### Task
Provide the data again in its entirety, exactly as given.
[begin Supplied material]
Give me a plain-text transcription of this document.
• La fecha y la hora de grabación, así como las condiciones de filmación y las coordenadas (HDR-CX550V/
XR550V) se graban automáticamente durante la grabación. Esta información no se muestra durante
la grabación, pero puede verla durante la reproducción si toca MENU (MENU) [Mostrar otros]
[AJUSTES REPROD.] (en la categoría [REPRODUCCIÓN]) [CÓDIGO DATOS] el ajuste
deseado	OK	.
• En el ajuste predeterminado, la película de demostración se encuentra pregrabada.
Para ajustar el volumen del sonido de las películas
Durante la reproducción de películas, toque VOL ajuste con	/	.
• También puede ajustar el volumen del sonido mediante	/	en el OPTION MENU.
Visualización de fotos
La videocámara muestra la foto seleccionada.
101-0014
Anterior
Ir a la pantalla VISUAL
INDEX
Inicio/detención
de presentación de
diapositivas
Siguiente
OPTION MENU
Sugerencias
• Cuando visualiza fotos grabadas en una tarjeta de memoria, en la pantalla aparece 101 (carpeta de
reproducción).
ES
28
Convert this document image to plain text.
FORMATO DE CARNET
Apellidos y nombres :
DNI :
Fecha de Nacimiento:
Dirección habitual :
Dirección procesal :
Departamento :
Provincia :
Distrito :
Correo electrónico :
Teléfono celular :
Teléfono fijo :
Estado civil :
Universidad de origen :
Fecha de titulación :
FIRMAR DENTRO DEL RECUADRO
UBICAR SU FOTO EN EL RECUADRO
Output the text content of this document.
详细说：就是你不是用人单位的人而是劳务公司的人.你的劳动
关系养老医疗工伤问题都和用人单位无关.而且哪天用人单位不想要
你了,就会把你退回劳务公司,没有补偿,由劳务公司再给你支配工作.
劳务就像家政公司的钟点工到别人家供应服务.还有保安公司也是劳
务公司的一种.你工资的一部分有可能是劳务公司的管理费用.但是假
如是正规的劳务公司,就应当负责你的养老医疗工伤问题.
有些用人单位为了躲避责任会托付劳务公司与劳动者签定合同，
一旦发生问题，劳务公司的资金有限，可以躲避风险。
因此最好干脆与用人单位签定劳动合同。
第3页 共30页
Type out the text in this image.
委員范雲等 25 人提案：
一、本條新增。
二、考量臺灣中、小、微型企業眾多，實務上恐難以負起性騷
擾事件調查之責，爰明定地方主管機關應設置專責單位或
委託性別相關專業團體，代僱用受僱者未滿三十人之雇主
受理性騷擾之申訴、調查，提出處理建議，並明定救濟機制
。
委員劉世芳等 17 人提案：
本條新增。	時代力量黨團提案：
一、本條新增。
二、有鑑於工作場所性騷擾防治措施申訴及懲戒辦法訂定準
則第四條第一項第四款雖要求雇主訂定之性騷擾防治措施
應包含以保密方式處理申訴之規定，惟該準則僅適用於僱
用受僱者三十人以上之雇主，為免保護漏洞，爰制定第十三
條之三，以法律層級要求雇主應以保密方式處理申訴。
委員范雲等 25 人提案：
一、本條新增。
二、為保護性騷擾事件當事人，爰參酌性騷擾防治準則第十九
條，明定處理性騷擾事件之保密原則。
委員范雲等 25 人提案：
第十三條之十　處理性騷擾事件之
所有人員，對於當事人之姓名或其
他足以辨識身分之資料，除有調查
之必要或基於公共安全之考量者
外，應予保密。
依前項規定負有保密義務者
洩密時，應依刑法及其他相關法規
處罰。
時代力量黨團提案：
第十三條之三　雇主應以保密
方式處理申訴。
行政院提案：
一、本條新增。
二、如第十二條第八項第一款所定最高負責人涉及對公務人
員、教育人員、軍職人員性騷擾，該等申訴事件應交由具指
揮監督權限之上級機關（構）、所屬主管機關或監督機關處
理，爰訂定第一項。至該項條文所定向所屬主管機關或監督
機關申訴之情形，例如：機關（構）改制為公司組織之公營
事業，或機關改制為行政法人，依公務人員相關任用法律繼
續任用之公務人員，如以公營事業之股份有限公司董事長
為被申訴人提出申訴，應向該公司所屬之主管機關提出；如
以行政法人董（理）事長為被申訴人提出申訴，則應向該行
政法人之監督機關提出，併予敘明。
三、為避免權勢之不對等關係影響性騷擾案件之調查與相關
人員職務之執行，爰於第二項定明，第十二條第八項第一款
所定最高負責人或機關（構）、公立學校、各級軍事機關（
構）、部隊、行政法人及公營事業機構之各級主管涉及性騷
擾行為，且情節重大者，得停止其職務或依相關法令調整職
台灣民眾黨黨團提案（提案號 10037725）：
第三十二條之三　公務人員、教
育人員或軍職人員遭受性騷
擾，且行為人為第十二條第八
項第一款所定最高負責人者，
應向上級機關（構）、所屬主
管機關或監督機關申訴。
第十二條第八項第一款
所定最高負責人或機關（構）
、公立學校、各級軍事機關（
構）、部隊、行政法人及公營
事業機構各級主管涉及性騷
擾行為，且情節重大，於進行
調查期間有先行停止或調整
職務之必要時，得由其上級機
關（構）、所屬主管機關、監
[end Supplied material]
### Answer for the task
Give me a plain-text transcription of this document.
• La fecha y la hora de grabación, así como las condiciones de filmación y las coordenadas (HDR-CX550V/
XR550V) se graban automáticamente durante la grabación. Esta información no se muestra durante
la grabación, pero puede verla durante la reproducción si toca MENU (MENU) [Mostrar otros]
[AJUSTES REPROD.] (en la categoría [REPRODUCCIÓN]) [CÓDIGO DATOS] el ajuste
deseado	OK	.
• En el ajuste predeterminado, la película de demostración se encuentra pregrabada.
Para ajustar el volumen del sonido de las películas
Durante la reproducción de películas, toque VOL ajuste con	/	.
• También puede ajustar el volumen del sonido mediante	/	en el OPTION MENU.
Visualización de fotos
La videocámara muestra la foto seleccionada.
101-0014
Anterior
Ir a la pantalla VISUAL
INDEX
Inicio/detención
de presentación de
diapositivas
Siguiente
OPTION MENU
Sugerencias
• Cuando visualiza fotos grabadas en una tarjeta de memoria, en la pantalla aparece 101 (carpeta de
reproducción).
ES
28
Convert this document image to plain text.
FORMATO DE CARNET
Apellidos y nombres :
DNI :
Fecha de Nacimiento:
Dirección habitual :
Dirección procesal :
Departamento :
Provincia :
Distrito :
Correo electrónico :
Teléfono celular :
Teléfono fijo :
Estado civil :
Universidad de origen :
Fecha de titulación :
FIRMAR DENTRO DEL RECUADRO
UBICAR SU FOTO EN EL RECUADRO
Output the text content of this document.
详细说：就是你不是用人单位的人而是劳务公司的人.你的劳动
关系养老医疗工伤问题都和用人单位无关.而且哪天用人单位不想要
你了,就会把你退回劳务公司,没有补偿,由劳务公司再给你支配工作.
劳务就像家政公司的钟点工到别人家供应服务.还有保安公司也是劳
务公司的一种.你工资的一部分有可能是劳务公司的管理费用.但是假
如是正规的劳务公司,就应当负责你的养老医疗工伤问题.
有些用人单位为了躲避责任会托付劳务公司与劳动者签定合同，
一旦发生问题，劳务公司的资金有限，可以躲避风险。
因此最好干脆与用人单位签定劳动合同。
第3页 共30页
Type out the text in this image.
委員范雲等 25 人提案：
一、本條新增。
二、考量臺灣中、小、微型企業眾多，實務上恐難以負起性騷
擾事件調查之責，爰明定地方主管機關應設置專責單位或
委託性別相關專業團體，代僱用受僱者未滿三十人之雇主
受理性騷擾之申訴、調查，提出處理建議，並明定救濟機制
。
委員劉世芳等 17 人提案：
本條新增。	時代力量黨團提案：
一、本條新增。
二、有鑑於工作場所性騷擾防治措施申訴及懲戒辦法訂定準
則第四條第一項第四款雖要求雇主訂定之性騷擾防治措施
應包含以保密方式處理申訴之規定，惟該準則僅適用於僱
用受僱者三十人以上之雇主，為免保護漏洞，爰制定第十三
條之三，以法律層級要求雇主應以保密方式處理申訴。
委員范雲等 25 人提案：
一、本條新增。
二、為保護性騷擾事件當事人，爰參酌性騷擾防治準則第十九
條，明定處理性騷擾事件之保密原則。
委員范雲等 25 人提案：
第十三條之十　處理性騷擾事件之
所有人員，對於當事人之姓名或其
他足以辨識身分之資料，除有調查
之必要或基於公共安全之考量者
外，應予保密。
依前項規定負有保密義務者
洩密時，應依刑法及其他相關法規
處罰。
時代力量黨團提案：
第十三條之三　雇主應以保密
方式處理申訴。
行政院提案：
一、本條新增。
二、如第十二條第八項第一款所定最高負責人涉及對公務人
員、教育人員、軍職人員性騷擾，該等申訴事件應交由具指
揮監督權限之上級機關（構）、所屬主管機關或監督機關處
理，爰訂定第一項。至該項條文所定向所屬主管機關或監督
機關申訴之情形，例如：機關（構）改制為公司組織之公營
事業，或機關改制為行政法人，依公務人員相關任用法律繼
續任用之公務人員，如以公營事業之股份有限公司董事長
為被申訴人提出申訴，應向該公司所屬之主管機關提出；如
以行政法人董（理）事長為被申訴人提出申訴，則應向該行
政法人之監督機關提出，併予敘明。
三、為避免權勢之不對等關係影響性騷擾案件之調查與相關
人員職務之執行，爰於第二項定明，第十二條第八項第一款
所定最高負責人或機關（構）、公立學校、各級軍事機關（
構）、部隊、行政法人及公營事業機構之各級主管涉及性騷
擾行為，且情節重大者，得停止其職務或依相關法令調整職
台灣民眾黨黨團提案（提案號 10037725）：
第三十二條之三　公務人員、教
育人員或軍職人員遭受性騷
擾，且行為人為第十二條第八
項第一款所定最高負責人者，
應向上級機關（構）、所屬主
管機關或監督機關申訴。
第十二條第八項第一款
所定最高負責人或機關（構）
、公立學校、各級軍事機關（
構）、部隊、行政法人及公營
事業機構各級主管涉及性騷
擾行為，且情節重大，於進行
調查期間有先行停止或調整
職務之必要時，得由其上級機
關（構）、所屬主管機關、監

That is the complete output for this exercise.